▶ [STATED GOAL] Copy every line of this listing verbatim, without any changes.

▶ [PROVIDED INFORMATION]

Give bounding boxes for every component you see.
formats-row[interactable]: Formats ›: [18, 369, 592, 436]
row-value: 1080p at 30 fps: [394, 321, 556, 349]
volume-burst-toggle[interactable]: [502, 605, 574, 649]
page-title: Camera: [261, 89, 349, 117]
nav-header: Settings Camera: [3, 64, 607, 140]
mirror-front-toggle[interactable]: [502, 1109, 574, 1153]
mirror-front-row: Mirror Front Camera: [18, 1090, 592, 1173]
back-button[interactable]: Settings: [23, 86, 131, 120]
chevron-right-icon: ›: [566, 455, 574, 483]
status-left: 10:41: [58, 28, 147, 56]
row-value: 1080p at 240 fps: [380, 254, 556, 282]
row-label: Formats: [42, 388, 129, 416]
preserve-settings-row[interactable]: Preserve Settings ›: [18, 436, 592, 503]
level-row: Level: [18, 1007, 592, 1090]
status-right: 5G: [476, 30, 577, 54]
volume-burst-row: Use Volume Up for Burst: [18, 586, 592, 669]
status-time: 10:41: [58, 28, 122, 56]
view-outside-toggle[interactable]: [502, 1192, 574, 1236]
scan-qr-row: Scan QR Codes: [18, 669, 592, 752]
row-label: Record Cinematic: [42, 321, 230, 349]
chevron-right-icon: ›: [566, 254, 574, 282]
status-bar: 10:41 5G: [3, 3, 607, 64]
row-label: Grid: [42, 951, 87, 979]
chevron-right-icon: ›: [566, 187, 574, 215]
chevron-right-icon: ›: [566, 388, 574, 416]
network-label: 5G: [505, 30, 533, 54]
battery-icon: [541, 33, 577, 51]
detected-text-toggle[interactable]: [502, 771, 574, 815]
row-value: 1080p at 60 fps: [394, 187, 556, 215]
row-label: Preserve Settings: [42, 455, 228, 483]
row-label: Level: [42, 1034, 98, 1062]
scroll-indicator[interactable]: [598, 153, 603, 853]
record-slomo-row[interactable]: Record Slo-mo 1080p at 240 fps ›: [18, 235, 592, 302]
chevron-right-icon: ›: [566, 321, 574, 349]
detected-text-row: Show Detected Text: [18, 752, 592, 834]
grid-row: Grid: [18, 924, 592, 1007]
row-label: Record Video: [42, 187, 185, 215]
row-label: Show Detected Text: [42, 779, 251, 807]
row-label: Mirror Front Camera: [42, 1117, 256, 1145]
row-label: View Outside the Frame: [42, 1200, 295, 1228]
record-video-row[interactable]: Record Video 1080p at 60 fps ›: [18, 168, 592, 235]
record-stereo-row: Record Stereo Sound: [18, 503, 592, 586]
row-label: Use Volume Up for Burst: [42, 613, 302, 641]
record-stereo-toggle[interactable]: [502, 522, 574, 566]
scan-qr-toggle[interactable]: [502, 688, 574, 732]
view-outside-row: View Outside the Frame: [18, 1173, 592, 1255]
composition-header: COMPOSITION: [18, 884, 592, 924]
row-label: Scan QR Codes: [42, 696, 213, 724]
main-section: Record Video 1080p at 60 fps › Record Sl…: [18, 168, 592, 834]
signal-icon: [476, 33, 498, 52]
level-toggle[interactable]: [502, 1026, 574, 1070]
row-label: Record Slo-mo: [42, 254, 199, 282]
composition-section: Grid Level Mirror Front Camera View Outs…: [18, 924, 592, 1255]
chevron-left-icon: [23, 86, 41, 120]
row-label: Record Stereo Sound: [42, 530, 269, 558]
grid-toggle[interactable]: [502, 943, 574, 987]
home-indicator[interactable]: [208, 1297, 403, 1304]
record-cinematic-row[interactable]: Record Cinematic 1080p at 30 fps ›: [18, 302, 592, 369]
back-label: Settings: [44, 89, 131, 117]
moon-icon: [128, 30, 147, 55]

▶ [EXERCISE SOLUTION]
Give bounding boxes for every component you see.
formats-row[interactable]: Formats ›: [18, 369, 592, 436]
row-value: 1080p at 30 fps: [394, 321, 556, 349]
volume-burst-toggle[interactable]: [502, 605, 574, 649]
page-title: Camera: [261, 89, 349, 117]
nav-header: Settings Camera: [3, 64, 607, 140]
mirror-front-toggle[interactable]: [502, 1109, 574, 1153]
mirror-front-row: Mirror Front Camera: [18, 1090, 592, 1173]
back-button[interactable]: Settings: [23, 86, 131, 120]
chevron-right-icon: ›: [566, 455, 574, 483]
status-left: 10:41: [58, 28, 147, 56]
row-value: 1080p at 240 fps: [380, 254, 556, 282]
row-label: Formats: [42, 388, 129, 416]
preserve-settings-row[interactable]: Preserve Settings ›: [18, 436, 592, 503]
level-row: Level: [18, 1007, 592, 1090]
status-right: 5G: [476, 30, 577, 54]
volume-burst-row: Use Volume Up for Burst: [18, 586, 592, 669]
status-time: 10:41: [58, 28, 122, 56]
view-outside-toggle[interactable]: [502, 1192, 574, 1236]
scan-qr-row: Scan QR Codes: [18, 669, 592, 752]
row-label: Record Cinematic: [42, 321, 230, 349]
chevron-right-icon: ›: [566, 254, 574, 282]
status-bar: 10:41 5G: [3, 3, 607, 64]
row-label: Grid: [42, 951, 87, 979]
chevron-right-icon: ›: [566, 187, 574, 215]
chevron-right-icon: ›: [566, 388, 574, 416]
network-label: 5G: [505, 30, 533, 54]
battery-icon: [541, 33, 577, 51]
detected-text-toggle[interactable]: [502, 771, 574, 815]
row-value: 1080p at 60 fps: [394, 187, 556, 215]
row-label: Preserve Settings: [42, 455, 228, 483]
row-label: Level: [42, 1034, 98, 1062]
scroll-indicator[interactable]: [598, 153, 603, 853]
record-slomo-row[interactable]: Record Slo-mo 1080p at 240 fps ›: [18, 235, 592, 302]
chevron-right-icon: ›: [566, 321, 574, 349]
detected-text-row: Show Detected Text: [18, 752, 592, 834]
grid-row: Grid: [18, 924, 592, 1007]
row-label: Record Video: [42, 187, 185, 215]
row-label: Show Detected Text: [42, 779, 251, 807]
row-label: Mirror Front Camera: [42, 1117, 256, 1145]
row-label: View Outside the Frame: [42, 1200, 295, 1228]
record-video-row[interactable]: Record Video 1080p at 60 fps ›: [18, 168, 592, 235]
record-stereo-row: Record Stereo Sound: [18, 503, 592, 586]
row-label: Use Volume Up for Burst: [42, 613, 302, 641]
record-stereo-toggle[interactable]: [502, 522, 574, 566]
scan-qr-toggle[interactable]: [502, 688, 574, 732]
view-outside-row: View Outside the Frame: [18, 1173, 592, 1255]
composition-header: COMPOSITION: [18, 884, 592, 924]
row-label: Scan QR Codes: [42, 696, 213, 724]
main-section: Record Video 1080p at 60 fps › Record Sl…: [18, 168, 592, 834]
signal-icon: [476, 33, 498, 52]
level-toggle[interactable]: [502, 1026, 574, 1070]
row-label: Record Slo-mo: [42, 254, 199, 282]
composition-section: Grid Level Mirror Front Camera View Outs…: [18, 924, 592, 1255]
chevron-left-icon: [23, 86, 41, 120]
row-label: Record Stereo Sound: [42, 530, 269, 558]
grid-toggle[interactable]: [502, 943, 574, 987]
home-indicator[interactable]: [208, 1297, 403, 1304]
record-cinematic-row[interactable]: Record Cinematic 1080p at 30 fps ›: [18, 302, 592, 369]
back-label: Settings: [44, 89, 131, 117]
moon-icon: [128, 30, 147, 55]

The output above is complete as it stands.